(Exercise prompt) Please count the lines in the listing below where the word "Underline" appears. Give the number only.

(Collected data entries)
--- Start ---
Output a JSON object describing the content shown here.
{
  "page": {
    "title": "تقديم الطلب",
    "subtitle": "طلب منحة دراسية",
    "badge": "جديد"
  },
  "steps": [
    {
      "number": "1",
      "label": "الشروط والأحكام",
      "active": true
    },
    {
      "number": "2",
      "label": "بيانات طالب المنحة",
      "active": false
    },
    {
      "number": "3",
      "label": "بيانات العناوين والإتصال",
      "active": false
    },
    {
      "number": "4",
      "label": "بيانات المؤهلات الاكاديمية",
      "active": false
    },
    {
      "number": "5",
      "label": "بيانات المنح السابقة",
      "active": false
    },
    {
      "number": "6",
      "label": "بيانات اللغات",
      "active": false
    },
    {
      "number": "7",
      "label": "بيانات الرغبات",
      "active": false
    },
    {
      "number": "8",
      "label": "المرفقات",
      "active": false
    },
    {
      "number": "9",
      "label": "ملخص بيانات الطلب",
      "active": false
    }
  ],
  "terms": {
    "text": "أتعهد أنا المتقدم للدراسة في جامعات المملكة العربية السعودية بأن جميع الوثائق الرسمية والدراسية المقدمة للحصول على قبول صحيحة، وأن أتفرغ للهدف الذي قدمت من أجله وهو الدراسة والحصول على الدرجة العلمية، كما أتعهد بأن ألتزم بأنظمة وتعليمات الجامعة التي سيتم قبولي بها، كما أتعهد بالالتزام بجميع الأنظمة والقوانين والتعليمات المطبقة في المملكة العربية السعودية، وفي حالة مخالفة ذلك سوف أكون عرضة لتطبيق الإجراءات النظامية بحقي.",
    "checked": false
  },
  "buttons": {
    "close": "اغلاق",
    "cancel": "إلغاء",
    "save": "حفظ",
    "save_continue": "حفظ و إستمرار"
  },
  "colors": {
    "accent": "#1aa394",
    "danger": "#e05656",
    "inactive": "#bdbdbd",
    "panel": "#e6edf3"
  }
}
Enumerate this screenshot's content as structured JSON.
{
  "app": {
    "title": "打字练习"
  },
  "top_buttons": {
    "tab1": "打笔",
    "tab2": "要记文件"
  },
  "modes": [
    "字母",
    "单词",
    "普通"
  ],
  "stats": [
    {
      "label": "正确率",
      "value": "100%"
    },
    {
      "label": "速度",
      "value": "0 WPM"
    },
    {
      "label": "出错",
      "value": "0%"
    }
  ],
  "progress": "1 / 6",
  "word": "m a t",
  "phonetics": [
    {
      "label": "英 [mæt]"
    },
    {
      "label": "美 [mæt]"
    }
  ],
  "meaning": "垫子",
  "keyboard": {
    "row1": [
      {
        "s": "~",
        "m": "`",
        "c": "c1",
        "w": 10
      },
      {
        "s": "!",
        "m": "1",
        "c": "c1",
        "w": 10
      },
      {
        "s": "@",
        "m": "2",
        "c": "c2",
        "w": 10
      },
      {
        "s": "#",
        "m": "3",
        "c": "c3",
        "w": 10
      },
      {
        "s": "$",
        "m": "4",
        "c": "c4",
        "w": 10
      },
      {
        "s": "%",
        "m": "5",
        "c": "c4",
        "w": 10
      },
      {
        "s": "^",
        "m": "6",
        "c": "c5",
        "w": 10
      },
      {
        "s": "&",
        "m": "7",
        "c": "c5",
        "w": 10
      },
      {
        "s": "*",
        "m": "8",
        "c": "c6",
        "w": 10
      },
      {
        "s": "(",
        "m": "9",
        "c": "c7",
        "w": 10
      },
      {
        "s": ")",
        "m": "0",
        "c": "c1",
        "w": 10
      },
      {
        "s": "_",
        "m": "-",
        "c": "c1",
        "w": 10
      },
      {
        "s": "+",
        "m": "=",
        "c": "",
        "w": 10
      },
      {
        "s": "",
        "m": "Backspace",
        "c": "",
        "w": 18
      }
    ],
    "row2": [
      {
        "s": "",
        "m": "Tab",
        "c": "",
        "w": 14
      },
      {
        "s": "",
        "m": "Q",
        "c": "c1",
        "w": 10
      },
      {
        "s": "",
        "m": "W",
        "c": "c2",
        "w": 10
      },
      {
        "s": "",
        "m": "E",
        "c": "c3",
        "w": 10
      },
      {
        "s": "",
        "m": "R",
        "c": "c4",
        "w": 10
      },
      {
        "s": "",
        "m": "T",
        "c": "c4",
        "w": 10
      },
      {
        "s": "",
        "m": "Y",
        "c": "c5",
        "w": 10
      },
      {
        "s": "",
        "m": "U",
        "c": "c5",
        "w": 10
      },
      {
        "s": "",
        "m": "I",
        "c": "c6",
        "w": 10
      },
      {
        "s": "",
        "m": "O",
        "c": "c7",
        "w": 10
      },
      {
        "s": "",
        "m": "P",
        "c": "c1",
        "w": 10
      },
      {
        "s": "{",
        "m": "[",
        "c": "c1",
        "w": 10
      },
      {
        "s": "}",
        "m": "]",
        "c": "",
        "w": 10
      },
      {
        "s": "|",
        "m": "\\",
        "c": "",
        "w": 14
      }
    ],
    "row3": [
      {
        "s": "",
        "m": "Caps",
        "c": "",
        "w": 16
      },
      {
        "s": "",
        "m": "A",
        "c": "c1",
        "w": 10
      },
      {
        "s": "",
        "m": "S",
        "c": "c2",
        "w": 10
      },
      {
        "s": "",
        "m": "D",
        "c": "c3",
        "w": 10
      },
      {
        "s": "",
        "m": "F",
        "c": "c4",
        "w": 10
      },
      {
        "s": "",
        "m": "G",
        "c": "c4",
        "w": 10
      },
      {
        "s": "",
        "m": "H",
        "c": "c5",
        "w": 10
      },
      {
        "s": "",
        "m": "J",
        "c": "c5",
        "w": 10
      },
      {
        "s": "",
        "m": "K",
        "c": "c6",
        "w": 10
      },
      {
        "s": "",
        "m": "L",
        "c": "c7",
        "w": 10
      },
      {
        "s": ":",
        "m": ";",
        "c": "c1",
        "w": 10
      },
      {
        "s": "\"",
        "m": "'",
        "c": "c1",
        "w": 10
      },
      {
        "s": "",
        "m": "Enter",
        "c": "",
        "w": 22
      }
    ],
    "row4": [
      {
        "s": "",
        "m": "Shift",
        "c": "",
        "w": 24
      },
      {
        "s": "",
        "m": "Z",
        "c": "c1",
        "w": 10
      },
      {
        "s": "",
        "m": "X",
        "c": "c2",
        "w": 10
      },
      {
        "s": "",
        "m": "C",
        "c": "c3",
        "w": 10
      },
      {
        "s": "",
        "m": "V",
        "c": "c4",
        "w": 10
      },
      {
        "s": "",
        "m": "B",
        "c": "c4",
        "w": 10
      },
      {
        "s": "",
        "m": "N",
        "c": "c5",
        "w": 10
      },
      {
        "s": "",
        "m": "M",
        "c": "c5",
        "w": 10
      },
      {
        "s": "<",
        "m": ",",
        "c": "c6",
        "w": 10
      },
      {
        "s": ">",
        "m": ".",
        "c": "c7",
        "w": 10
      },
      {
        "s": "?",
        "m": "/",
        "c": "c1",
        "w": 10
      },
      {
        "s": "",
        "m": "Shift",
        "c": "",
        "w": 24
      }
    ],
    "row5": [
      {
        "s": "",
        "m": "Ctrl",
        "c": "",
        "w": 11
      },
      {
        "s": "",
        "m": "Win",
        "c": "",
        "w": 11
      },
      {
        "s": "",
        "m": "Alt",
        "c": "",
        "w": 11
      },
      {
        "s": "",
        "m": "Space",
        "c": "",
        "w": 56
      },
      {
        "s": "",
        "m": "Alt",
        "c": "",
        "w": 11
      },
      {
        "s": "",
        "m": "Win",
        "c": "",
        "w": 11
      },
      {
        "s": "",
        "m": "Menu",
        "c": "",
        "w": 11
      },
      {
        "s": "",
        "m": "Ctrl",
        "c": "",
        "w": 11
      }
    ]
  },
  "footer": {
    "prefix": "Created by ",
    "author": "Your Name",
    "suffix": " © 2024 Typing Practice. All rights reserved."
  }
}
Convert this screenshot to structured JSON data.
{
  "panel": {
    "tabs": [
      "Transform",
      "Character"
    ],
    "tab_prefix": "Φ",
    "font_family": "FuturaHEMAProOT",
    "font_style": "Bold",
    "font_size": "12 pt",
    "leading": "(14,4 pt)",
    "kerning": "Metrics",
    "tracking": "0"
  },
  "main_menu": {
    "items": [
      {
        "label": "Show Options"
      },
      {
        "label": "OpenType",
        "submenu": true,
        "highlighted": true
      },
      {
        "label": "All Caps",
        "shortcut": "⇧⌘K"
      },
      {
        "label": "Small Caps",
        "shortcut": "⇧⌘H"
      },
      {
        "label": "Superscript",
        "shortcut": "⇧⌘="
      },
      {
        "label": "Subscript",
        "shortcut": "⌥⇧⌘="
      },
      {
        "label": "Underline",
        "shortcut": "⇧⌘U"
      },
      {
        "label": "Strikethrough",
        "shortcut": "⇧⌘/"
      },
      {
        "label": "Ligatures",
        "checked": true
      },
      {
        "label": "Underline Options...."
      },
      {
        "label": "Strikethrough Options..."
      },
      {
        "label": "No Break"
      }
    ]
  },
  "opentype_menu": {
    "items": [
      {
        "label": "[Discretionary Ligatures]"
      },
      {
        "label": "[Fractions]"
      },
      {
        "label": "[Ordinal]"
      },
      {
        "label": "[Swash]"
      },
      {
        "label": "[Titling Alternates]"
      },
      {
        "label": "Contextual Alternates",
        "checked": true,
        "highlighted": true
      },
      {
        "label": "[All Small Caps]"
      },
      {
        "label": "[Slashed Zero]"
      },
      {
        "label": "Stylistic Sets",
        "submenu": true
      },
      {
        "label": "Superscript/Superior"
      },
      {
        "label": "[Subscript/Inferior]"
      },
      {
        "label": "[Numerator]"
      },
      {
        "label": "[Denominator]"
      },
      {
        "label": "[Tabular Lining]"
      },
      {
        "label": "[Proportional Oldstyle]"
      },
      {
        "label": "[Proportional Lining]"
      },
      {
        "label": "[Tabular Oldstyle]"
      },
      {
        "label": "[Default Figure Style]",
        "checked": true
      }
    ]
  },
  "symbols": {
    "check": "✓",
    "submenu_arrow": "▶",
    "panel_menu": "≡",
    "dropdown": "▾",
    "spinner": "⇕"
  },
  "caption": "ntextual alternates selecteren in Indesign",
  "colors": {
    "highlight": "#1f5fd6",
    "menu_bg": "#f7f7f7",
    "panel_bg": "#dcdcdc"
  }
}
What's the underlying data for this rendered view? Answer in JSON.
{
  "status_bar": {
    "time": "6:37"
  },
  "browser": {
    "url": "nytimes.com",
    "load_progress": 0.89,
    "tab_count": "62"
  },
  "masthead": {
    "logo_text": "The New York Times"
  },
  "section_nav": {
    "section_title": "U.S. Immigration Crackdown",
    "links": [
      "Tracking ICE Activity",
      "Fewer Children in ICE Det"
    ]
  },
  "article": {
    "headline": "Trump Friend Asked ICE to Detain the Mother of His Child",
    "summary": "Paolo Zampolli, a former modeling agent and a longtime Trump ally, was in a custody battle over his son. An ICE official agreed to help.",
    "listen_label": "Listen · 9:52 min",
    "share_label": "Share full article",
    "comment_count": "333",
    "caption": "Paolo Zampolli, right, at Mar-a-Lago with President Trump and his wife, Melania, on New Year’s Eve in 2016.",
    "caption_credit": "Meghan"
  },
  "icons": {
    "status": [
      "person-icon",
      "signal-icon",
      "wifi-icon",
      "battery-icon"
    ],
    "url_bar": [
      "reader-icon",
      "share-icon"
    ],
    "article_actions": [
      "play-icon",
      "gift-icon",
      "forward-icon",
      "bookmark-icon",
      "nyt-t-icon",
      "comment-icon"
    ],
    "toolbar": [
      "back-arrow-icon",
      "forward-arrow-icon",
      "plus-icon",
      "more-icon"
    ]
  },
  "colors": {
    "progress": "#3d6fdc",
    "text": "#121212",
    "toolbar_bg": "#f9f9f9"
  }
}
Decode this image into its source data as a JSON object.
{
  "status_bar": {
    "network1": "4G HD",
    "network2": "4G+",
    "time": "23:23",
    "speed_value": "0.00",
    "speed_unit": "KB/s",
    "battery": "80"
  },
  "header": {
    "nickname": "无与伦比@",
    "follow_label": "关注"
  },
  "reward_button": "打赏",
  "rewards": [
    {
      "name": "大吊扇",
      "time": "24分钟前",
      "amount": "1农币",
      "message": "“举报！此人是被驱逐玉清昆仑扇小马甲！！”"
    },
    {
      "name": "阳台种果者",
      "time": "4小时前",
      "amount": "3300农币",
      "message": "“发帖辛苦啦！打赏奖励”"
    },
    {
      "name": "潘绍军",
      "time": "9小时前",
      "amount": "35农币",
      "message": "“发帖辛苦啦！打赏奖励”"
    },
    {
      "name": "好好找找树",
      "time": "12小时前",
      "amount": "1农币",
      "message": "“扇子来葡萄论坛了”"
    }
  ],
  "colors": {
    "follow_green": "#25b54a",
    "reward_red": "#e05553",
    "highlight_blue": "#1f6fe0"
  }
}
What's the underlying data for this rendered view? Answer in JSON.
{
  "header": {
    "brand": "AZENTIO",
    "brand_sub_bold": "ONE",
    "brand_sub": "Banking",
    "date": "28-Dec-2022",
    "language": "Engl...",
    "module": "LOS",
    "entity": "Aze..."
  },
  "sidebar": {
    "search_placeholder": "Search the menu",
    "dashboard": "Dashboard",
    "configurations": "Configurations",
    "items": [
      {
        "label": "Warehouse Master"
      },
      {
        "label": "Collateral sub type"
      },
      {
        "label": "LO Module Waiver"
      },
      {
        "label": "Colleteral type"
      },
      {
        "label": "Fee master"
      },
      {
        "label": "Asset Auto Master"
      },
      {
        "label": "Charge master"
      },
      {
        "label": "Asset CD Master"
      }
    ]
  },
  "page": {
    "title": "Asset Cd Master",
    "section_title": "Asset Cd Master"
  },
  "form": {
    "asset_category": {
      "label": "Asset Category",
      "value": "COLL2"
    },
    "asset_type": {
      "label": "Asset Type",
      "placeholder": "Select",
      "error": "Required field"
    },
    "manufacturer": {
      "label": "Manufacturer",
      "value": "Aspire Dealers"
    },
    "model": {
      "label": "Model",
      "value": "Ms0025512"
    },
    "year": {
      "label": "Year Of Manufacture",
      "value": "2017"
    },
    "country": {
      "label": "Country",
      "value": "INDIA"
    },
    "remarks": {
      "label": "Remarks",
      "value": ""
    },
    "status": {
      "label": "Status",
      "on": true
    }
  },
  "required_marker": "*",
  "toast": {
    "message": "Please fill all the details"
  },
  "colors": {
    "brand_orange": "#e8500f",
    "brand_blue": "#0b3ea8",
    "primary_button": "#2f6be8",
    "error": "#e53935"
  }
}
--- End ---
(Exercise answer) 2